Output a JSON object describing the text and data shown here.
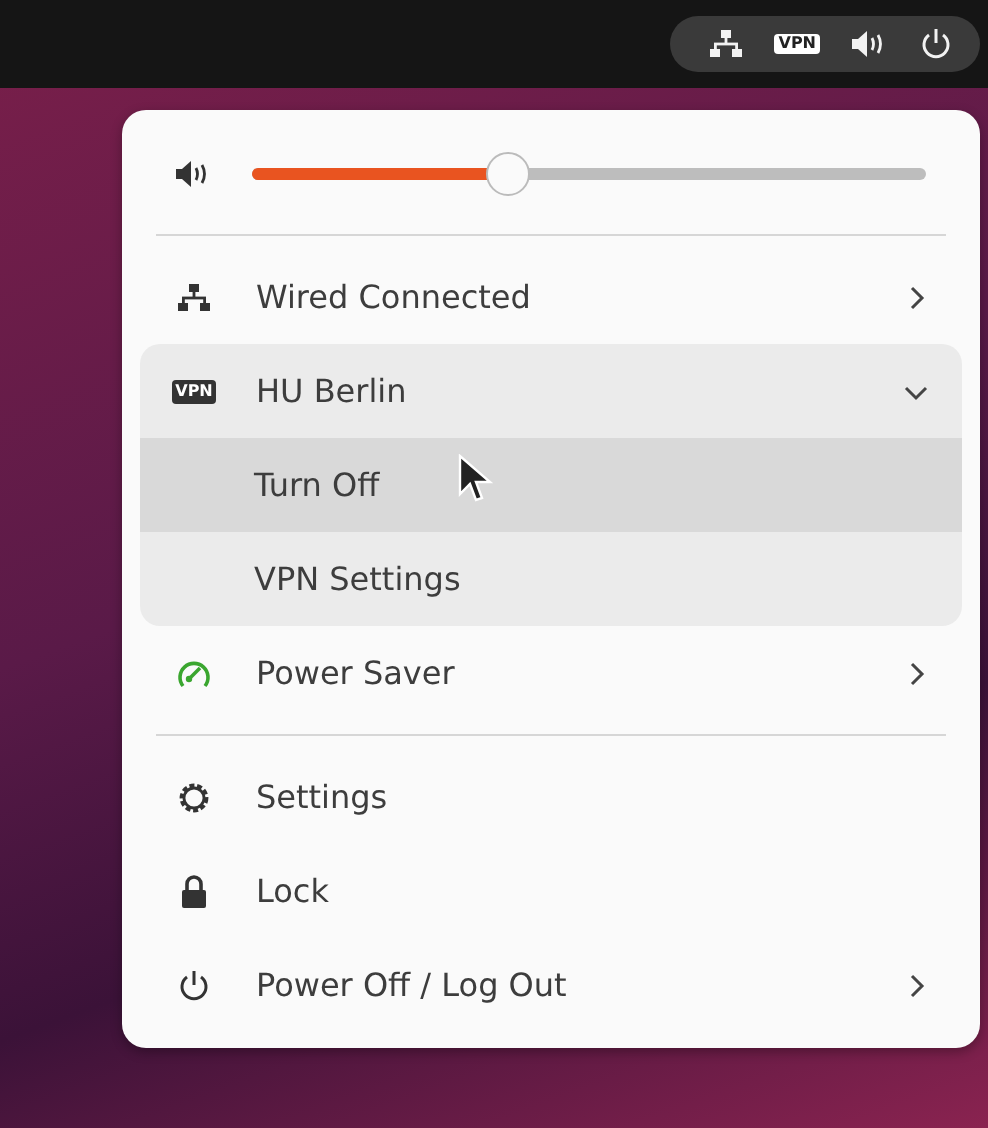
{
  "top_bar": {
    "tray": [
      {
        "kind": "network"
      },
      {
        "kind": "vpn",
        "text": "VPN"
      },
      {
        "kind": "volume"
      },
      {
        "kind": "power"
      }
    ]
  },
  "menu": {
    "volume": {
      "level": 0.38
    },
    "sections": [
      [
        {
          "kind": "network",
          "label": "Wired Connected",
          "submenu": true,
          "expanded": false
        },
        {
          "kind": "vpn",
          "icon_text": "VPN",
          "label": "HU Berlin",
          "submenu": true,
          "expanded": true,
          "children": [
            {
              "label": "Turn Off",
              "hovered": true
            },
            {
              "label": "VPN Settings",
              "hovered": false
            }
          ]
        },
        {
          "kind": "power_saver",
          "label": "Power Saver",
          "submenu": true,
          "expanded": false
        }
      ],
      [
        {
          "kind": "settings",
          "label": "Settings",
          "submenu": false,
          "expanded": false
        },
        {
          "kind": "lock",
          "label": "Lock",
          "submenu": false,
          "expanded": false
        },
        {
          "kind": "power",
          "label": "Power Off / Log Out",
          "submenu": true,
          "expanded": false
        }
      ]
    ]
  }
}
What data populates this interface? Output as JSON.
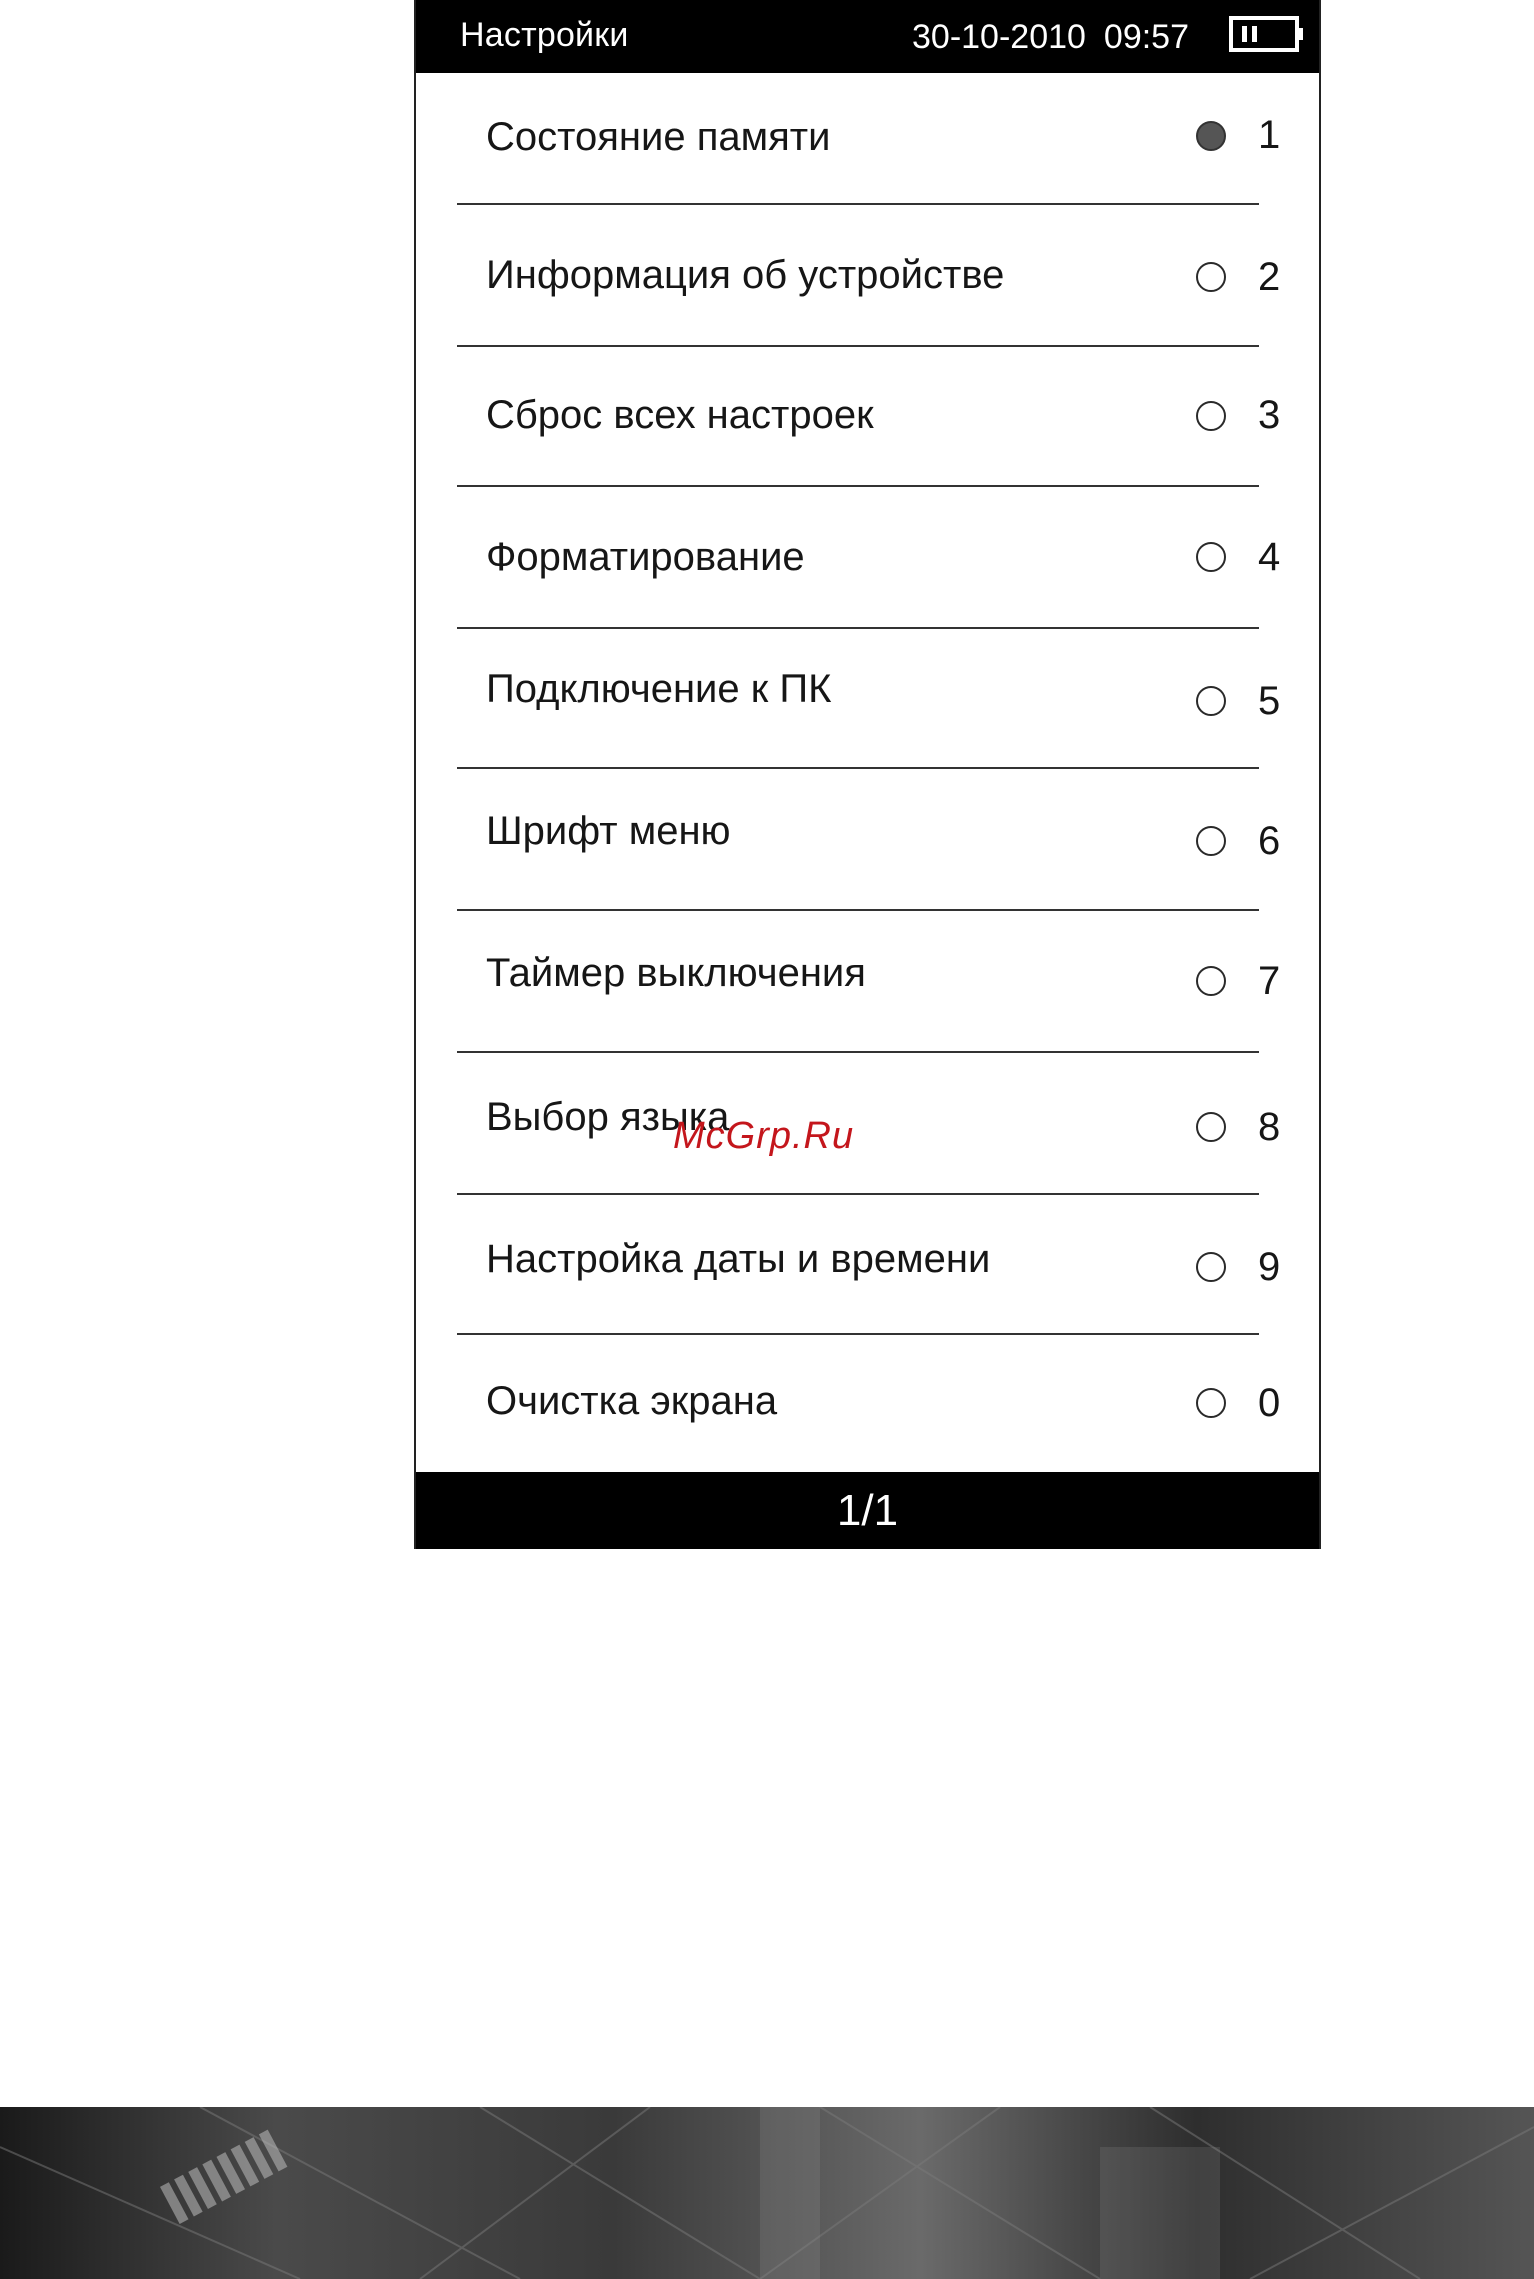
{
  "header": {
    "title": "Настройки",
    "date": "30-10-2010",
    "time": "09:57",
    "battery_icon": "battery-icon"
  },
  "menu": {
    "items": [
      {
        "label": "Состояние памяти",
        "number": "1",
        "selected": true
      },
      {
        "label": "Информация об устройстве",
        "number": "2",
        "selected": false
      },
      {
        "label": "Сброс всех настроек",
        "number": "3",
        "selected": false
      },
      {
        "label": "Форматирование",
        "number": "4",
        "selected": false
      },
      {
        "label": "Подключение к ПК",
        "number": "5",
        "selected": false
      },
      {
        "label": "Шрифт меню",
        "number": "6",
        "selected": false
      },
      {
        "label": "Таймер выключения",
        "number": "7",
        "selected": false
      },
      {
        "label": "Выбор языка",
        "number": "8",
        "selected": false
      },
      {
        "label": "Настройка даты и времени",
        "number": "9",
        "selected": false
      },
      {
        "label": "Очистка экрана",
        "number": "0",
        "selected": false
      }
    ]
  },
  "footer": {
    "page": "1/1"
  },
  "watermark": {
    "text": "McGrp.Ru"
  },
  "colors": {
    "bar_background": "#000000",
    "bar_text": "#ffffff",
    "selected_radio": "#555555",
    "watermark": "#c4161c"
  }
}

- - - -

# [The exercise]
Return each line exactly as written. Any picture gets left out.

# [The solution]
Output a JSON object describing the text and data shown here.
{
  "top_bar": {
    "tray": [
      {
        "kind": "network"
      },
      {
        "kind": "vpn",
        "text": "VPN"
      },
      {
        "kind": "volume"
      },
      {
        "kind": "power"
      }
    ]
  },
  "menu": {
    "volume": {
      "level": 0.38
    },
    "sections": [
      [
        {
          "kind": "network",
          "label": "Wired Connected",
          "submenu": true,
          "expanded": false
        },
        {
          "kind": "vpn",
          "icon_text": "VPN",
          "label": "HU Berlin",
          "submenu": true,
          "expanded": true,
          "children": [
            {
              "label": "Turn Off",
              "hovered": true
            },
            {
              "label": "VPN Settings",
              "hovered": false
            }
          ]
        },
        {
          "kind": "power_saver",
          "label": "Power Saver",
          "submenu": true,
          "expanded": false
        }
      ],
      [
        {
          "kind": "settings",
          "label": "Settings",
          "submenu": false,
          "expanded": false
        },
        {
          "kind": "lock",
          "label": "Lock",
          "submenu": false,
          "expanded": false
        },
        {
          "kind": "power",
          "label": "Power Off / Log Out",
          "submenu": true,
          "expanded": false
        }
      ]
    ]
  }
}
What data populates this interface? Output as JSON.
{
  "header": {
    "title": "Настройки",
    "date": "30-10-2010",
    "time": "09:57",
    "battery_icon": "battery-icon"
  },
  "menu": {
    "items": [
      {
        "label": "Состояние памяти",
        "number": "1",
        "selected": true
      },
      {
        "label": "Информация об устройстве",
        "number": "2",
        "selected": false
      },
      {
        "label": "Сброс всех настроек",
        "number": "3",
        "selected": false
      },
      {
        "label": "Форматирование",
        "number": "4",
        "selected": false
      },
      {
        "label": "Подключение к ПК",
        "number": "5",
        "selected": false
      },
      {
        "label": "Шрифт меню",
        "number": "6",
        "selected": false
      },
      {
        "label": "Таймер выключения",
        "number": "7",
        "selected": false
      },
      {
        "label": "Выбор языка",
        "number": "8",
        "selected": false
      },
      {
        "label": "Настройка даты и времени",
        "number": "9",
        "selected": false
      },
      {
        "label": "Очистка экрана",
        "number": "0",
        "selected": false
      }
    ]
  },
  "footer": {
    "page": "1/1"
  },
  "watermark": {
    "text": "McGrp.Ru"
  },
  "colors": {
    "bar_background": "#000000",
    "bar_text": "#ffffff",
    "selected_radio": "#555555",
    "watermark": "#c4161c"
  }
}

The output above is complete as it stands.